▶ **Prompt**
Below are entries. Pull out all lines containing "SRMTID".

<<<<

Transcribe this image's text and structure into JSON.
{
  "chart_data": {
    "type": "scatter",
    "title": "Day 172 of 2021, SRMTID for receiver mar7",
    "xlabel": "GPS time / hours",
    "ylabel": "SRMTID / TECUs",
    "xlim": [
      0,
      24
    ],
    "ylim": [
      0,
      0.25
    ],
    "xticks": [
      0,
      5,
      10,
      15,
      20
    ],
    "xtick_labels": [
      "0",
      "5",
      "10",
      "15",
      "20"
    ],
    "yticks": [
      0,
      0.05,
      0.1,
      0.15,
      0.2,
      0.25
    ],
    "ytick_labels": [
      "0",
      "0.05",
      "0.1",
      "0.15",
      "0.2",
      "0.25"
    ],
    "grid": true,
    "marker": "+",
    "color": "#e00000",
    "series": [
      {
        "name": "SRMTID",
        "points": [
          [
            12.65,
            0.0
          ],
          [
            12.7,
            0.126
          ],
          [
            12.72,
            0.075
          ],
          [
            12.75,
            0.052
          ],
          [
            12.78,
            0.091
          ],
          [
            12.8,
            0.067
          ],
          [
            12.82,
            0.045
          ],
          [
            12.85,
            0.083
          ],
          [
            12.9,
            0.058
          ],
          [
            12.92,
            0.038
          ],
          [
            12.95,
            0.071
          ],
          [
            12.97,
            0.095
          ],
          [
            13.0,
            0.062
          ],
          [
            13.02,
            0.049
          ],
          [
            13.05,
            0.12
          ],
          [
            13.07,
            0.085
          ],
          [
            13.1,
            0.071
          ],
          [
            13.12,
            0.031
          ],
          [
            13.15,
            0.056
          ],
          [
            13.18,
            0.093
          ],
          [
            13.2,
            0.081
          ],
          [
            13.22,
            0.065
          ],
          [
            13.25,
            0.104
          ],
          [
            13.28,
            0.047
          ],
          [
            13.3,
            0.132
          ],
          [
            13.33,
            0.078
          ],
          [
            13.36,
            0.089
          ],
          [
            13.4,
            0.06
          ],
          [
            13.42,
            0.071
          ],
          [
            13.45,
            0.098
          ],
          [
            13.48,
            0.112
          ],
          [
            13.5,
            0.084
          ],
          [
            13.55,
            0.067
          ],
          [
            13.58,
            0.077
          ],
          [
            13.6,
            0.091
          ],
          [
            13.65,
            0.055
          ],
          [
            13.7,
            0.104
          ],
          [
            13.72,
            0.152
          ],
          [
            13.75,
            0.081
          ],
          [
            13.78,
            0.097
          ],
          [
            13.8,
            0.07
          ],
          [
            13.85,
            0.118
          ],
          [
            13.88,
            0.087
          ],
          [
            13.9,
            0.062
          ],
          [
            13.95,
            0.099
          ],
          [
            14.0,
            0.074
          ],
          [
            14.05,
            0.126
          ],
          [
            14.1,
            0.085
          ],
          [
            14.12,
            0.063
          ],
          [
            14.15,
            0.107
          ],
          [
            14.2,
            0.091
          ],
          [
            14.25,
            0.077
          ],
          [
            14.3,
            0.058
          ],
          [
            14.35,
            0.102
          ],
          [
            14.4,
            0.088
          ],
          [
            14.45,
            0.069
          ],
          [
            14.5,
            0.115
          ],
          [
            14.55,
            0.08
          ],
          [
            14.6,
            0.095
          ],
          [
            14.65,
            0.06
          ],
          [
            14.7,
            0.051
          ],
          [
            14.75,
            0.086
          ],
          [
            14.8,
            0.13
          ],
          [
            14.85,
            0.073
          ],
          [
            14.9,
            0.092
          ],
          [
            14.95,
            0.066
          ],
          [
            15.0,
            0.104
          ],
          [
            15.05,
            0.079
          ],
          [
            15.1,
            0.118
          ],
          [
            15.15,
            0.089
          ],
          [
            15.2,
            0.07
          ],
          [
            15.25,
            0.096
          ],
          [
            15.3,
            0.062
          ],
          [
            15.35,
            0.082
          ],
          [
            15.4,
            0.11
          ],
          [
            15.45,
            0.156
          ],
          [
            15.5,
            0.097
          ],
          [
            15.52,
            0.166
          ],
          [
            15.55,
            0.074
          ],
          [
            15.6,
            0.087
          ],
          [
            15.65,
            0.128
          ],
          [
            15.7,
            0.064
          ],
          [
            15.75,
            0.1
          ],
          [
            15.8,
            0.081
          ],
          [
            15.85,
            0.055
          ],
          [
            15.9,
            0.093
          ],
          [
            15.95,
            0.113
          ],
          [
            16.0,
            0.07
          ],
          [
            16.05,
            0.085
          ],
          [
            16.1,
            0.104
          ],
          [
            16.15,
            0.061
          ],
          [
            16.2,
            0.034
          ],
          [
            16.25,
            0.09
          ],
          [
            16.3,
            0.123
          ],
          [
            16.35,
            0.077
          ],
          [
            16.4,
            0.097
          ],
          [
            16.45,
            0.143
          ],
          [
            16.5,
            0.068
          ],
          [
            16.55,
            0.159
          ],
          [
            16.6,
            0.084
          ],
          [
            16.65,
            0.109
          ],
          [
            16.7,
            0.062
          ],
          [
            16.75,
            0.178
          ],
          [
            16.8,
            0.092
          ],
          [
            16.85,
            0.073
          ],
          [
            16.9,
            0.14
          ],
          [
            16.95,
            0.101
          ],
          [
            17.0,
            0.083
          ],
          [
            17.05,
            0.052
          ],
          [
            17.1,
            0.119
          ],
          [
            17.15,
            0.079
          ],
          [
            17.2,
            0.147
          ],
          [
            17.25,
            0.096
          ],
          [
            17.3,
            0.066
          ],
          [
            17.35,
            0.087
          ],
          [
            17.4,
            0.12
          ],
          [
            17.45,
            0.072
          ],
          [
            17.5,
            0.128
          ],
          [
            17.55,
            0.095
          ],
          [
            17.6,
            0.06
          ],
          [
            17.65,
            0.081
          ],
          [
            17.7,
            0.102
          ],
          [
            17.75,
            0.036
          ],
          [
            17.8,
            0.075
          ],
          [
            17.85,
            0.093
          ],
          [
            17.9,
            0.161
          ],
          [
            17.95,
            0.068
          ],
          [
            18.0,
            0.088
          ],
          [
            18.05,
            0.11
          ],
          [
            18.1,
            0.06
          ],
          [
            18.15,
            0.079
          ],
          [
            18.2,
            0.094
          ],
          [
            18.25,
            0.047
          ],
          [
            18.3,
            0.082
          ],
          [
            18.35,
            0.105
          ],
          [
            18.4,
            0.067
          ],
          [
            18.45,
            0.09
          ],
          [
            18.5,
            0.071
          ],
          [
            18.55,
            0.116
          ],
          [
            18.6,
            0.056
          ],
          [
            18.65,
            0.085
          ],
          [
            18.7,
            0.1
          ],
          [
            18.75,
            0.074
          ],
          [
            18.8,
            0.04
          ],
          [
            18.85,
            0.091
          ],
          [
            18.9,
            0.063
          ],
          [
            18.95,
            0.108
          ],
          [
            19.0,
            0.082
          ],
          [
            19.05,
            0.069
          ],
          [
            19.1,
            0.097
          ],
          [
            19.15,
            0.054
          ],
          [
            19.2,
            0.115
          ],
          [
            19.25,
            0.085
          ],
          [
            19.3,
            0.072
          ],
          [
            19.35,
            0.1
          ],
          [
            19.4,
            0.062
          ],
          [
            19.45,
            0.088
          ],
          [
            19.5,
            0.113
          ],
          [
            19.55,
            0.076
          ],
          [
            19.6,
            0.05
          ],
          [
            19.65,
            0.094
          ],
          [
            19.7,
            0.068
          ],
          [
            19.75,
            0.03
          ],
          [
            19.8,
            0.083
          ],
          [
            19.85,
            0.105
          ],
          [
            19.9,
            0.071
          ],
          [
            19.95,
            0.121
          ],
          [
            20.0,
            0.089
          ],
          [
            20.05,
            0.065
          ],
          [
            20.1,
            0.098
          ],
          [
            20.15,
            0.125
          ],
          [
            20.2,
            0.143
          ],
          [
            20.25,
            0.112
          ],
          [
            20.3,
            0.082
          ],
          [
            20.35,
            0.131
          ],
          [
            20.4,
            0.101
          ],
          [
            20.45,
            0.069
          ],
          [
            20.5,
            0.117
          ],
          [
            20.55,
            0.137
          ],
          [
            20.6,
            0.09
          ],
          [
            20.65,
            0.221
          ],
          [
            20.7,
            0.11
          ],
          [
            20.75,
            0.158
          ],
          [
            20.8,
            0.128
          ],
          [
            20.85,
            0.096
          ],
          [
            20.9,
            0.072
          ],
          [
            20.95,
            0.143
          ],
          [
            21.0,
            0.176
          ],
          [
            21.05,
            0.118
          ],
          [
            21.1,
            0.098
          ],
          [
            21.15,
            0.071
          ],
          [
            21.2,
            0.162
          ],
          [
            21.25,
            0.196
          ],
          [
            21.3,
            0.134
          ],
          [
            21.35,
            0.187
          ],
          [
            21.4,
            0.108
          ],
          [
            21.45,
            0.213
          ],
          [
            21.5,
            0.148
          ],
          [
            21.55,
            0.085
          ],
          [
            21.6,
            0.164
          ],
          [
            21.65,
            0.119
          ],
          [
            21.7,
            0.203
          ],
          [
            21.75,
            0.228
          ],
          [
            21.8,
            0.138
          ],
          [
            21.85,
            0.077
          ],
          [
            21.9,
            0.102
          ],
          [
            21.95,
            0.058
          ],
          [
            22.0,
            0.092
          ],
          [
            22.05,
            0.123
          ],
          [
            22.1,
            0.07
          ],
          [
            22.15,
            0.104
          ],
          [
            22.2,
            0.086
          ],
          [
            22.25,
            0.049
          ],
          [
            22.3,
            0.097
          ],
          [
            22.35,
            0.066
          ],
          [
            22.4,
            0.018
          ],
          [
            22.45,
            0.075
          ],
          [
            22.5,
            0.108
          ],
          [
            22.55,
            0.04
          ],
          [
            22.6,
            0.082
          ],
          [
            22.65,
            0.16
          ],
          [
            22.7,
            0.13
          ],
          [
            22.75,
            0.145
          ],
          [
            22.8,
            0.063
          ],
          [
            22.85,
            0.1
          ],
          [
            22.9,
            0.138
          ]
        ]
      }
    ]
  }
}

>>>>

▶ **Problem solution**
    "title": "Day 172 of 2021, SRMTID for receiver mar7",
    "ylabel": "SRMTID / TECUs",
        "name": "SRMTID",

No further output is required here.